What is being asked: Your task is to gather the lines below that hold the string "color".
----- The records -----
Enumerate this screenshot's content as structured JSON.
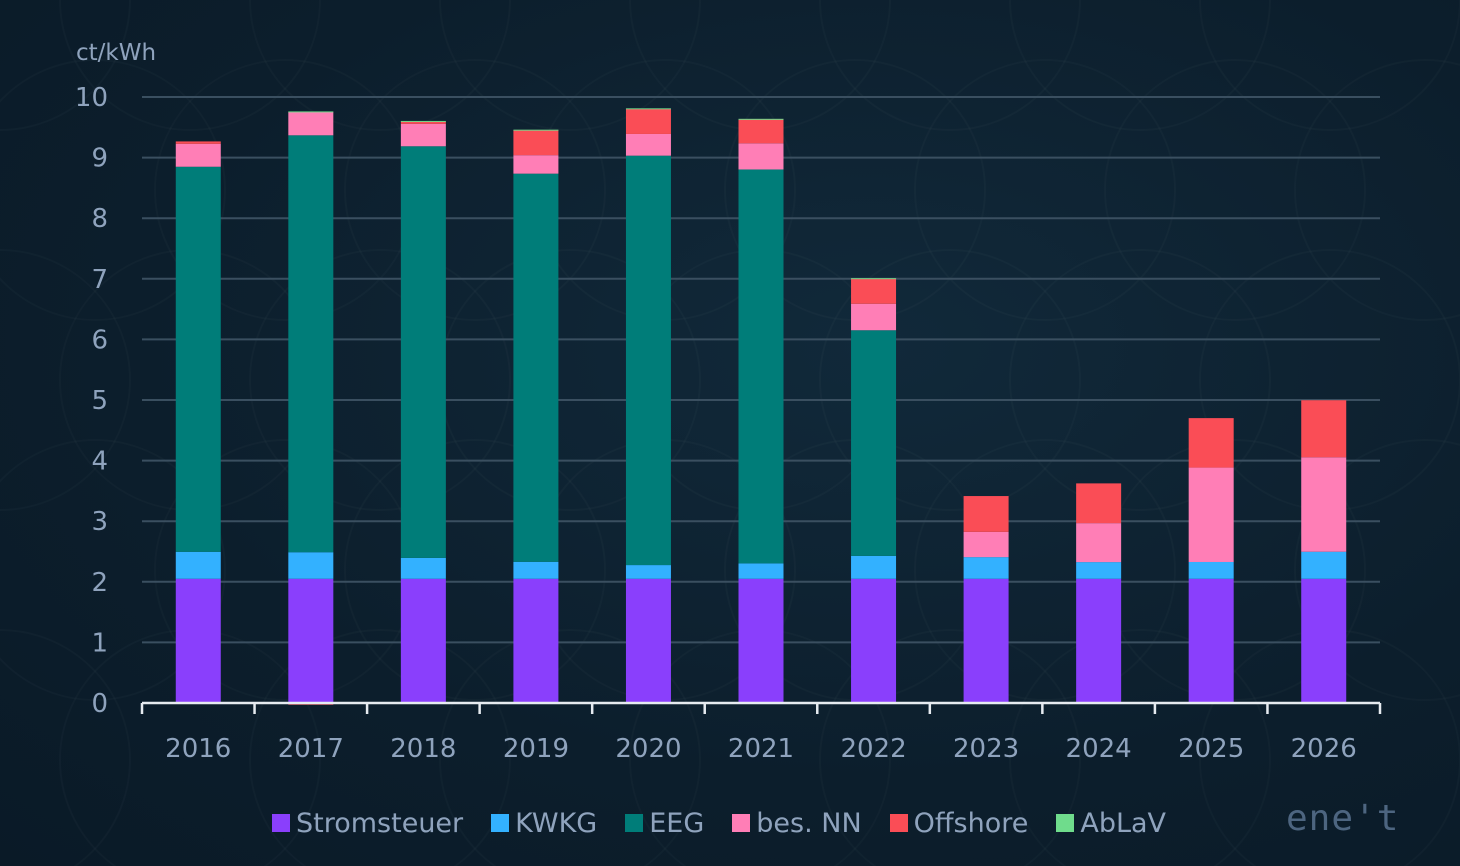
{
  "chart_data": {
    "type": "bar",
    "stacked": true,
    "title": "",
    "ylabel": "ct/kWh",
    "xlabel": "",
    "ylim": [
      0,
      10
    ],
    "yticks": [
      0,
      1,
      2,
      3,
      4,
      5,
      6,
      7,
      8,
      9,
      10
    ],
    "grid": true,
    "legend_position": "bottom",
    "categories": [
      "2016",
      "2017",
      "2018",
      "2019",
      "2020",
      "2021",
      "2022",
      "2023",
      "2024",
      "2025",
      "2026"
    ],
    "series": [
      {
        "name": "Stromsteuer",
        "color": "#8a3ffc",
        "values": [
          2.05,
          2.05,
          2.05,
          2.05,
          2.05,
          2.05,
          2.05,
          2.05,
          2.05,
          2.05,
          2.05
        ]
      },
      {
        "name": "KWKG",
        "color": "#33b1ff",
        "values": [
          0.445,
          0.438,
          0.345,
          0.28,
          0.226,
          0.254,
          0.378,
          0.357,
          0.275,
          0.277,
          0.446
        ]
      },
      {
        "name": "EEG",
        "color": "#007d79",
        "values": [
          6.354,
          6.88,
          6.792,
          6.405,
          6.756,
          6.5,
          3.723,
          0,
          0,
          0,
          0
        ]
      },
      {
        "name": "bes. NN",
        "color": "#ff7eb6",
        "values": [
          0.378,
          0.388,
          0.37,
          0.305,
          0.358,
          0.432,
          0.437,
          0.417,
          0.643,
          1.558,
          1.559
        ]
      },
      {
        "name": "Offshore",
        "color": "#fa4d56",
        "values": [
          0.04,
          -0.028,
          0.037,
          0.416,
          0.416,
          0.395,
          0.419,
          0.591,
          0.656,
          0.816,
          0.941
        ]
      },
      {
        "name": "AbLaV",
        "color": "#6fdc8c",
        "values": [
          0,
          0.006,
          0.011,
          0.005,
          0.007,
          0.009,
          0.003,
          0,
          0,
          0,
          0
        ]
      }
    ]
  },
  "logo": {
    "text": "ene't"
  }
}
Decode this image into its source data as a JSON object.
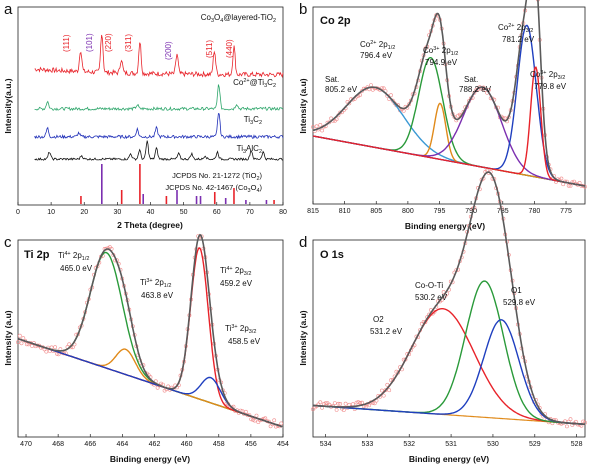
-----
Worked answer:
        "color": "#8a3ffc",
        "color": "#33b1ff",
        "color": "#007d79",
        "color": "#ff7eb6",
        "color": "#fa4d56",
        "color": "#6fdc8c",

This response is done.